### [Requirement]
Set down every entry again word for word, please, but skip the pictures.

### [Data excerpts]
* BEGIN *

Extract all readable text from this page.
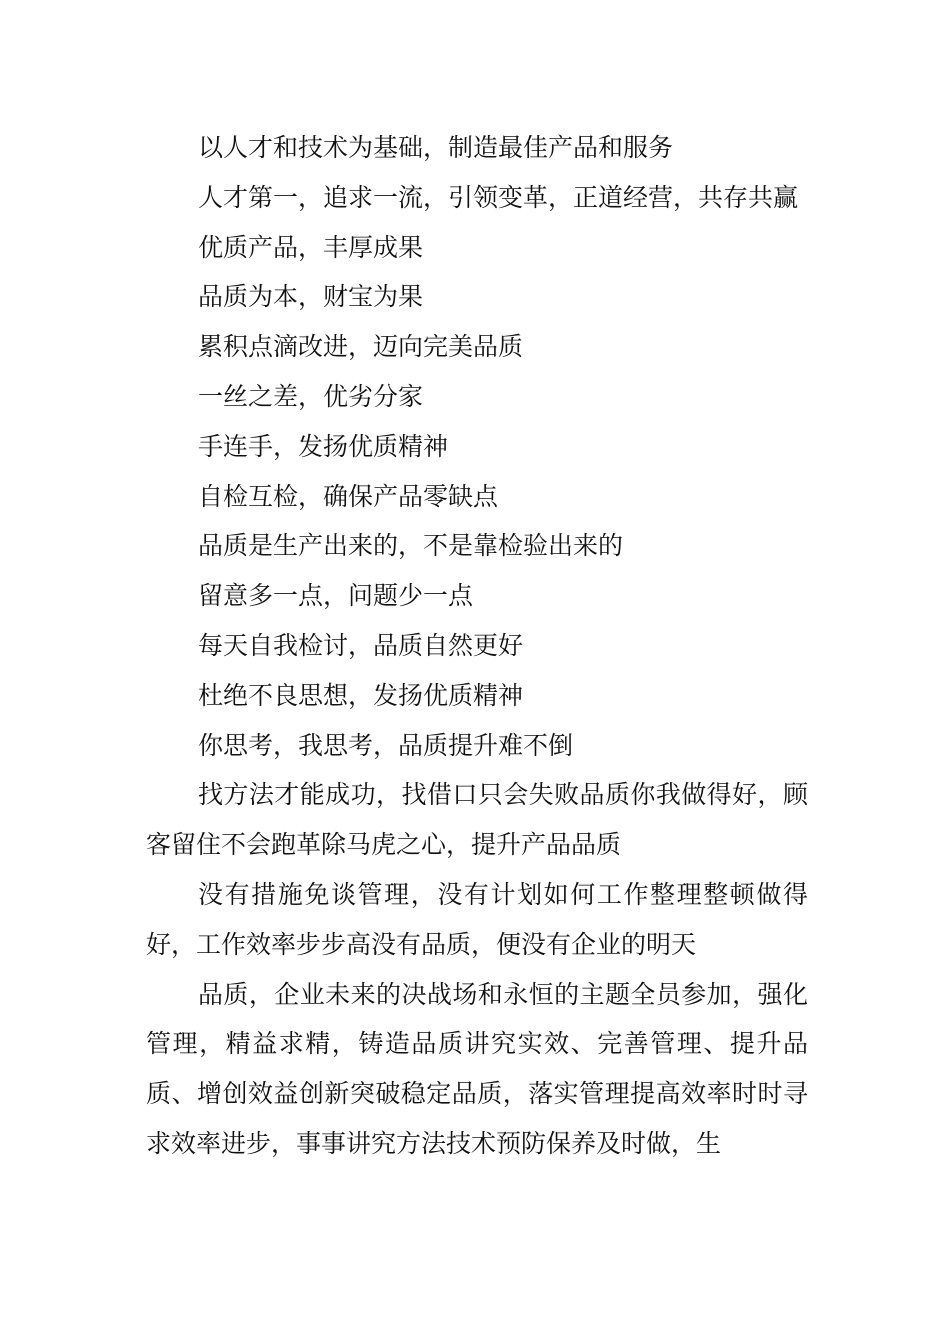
以人才和技术为基础，制造最佳产品和服务

人才第一，追求一流，引领变革，正道经营，共存共赢

优质产品，丰厚成果

品质为本，财宝为果

累积点滴改进，迈向完美品质

一丝之差，优劣分家

手连手，发扬优质精神

自检互检，确保产品零缺点

品质是生产出来的，不是靠检验出来的

留意多一点，问题少一点

每天自我检讨，品质自然更好

杜绝不良思想，发扬优质精神

你思考，我思考，品质提升难不倒

找方法才能成功，找借口只会失败品质你我做得好，顾客留住不会跑革除马虎之心，提升产品品质

没有措施免谈管理，没有计划如何工作整理整顿做得好，工作效率步步高没有品质，便没有企业的明天

品质，企业未来的决战场和永恒的主题全员参加，强化管理，精益求精，铸造品质讲究实效、完善管理、提升品质、增创效益创新突破稳定品质，落实管理提高效率时时寻求效率进步，事事讲究方法技术预防保养及时做，生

* END *

### [Result of this task]
Extract all readable text from this page.
以人才和技术为基础，制造最佳产品和服务

人才第一，追求一流，引领变革，正道经营，共存共赢

优质产品，丰厚成果

品质为本，财宝为果

累积点滴改进，迈向完美品质

一丝之差，优劣分家

手连手，发扬优质精神

自检互检，确保产品零缺点

品质是生产出来的，不是靠检验出来的

留意多一点，问题少一点

每天自我检讨，品质自然更好

杜绝不良思想，发扬优质精神

你思考，我思考，品质提升难不倒

找方法才能成功，找借口只会失败品质你我做得好，顾客留住不会跑革除马虎之心，提升产品品质

没有措施免谈管理，没有计划如何工作整理整顿做得好，工作效率步步高没有品质，便没有企业的明天

品质，企业未来的决战场和永恒的主题全员参加，强化管理，精益求精，铸造品质讲究实效、完善管理、提升品质、增创效益创新突破稳定品质，落实管理提高效率时时寻求效率进步，事事讲究方法技术预防保养及时做，生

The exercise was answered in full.